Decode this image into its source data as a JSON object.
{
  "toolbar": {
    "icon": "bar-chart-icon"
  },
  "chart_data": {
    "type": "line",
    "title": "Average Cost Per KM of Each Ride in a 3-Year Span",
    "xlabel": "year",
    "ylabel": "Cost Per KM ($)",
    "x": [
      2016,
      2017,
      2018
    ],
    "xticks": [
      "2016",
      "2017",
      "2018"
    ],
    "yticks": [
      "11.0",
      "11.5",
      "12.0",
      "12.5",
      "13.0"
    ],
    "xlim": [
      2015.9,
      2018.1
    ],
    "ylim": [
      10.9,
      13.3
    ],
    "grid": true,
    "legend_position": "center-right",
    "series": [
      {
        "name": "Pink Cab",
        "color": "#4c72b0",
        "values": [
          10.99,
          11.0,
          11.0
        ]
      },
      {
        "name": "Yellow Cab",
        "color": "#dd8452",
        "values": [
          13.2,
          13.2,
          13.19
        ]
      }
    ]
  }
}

**********

Quote every record above exactly.

__Correct answer__:
Decode this image into its source data as a JSON object.
{
  "toolbar": {
    "icon": "bar-chart-icon"
  },
  "chart_data": {
    "type": "line",
    "title": "Average Cost Per KM of Each Ride in a 3-Year Span",
    "xlabel": "year",
    "ylabel": "Cost Per KM ($)",
    "x": [
      2016,
      2017,
      2018
    ],
    "xticks": [
      "2016",
      "2017",
      "2018"
    ],
    "yticks": [
      "11.0",
      "11.5",
      "12.0",
      "12.5",
      "13.0"
    ],
    "xlim": [
      2015.9,
      2018.1
    ],
    "ylim": [
      10.9,
      13.3
    ],
    "grid": true,
    "legend_position": "center-right",
    "series": [
      {
        "name": "Pink Cab",
        "color": "#4c72b0",
        "values": [
          10.99,
          11.0,
          11.0
        ]
      },
      {
        "name": "Yellow Cab",
        "color": "#dd8452",
        "values": [
          13.2,
          13.2,
          13.19
        ]
      }
    ]
  }
}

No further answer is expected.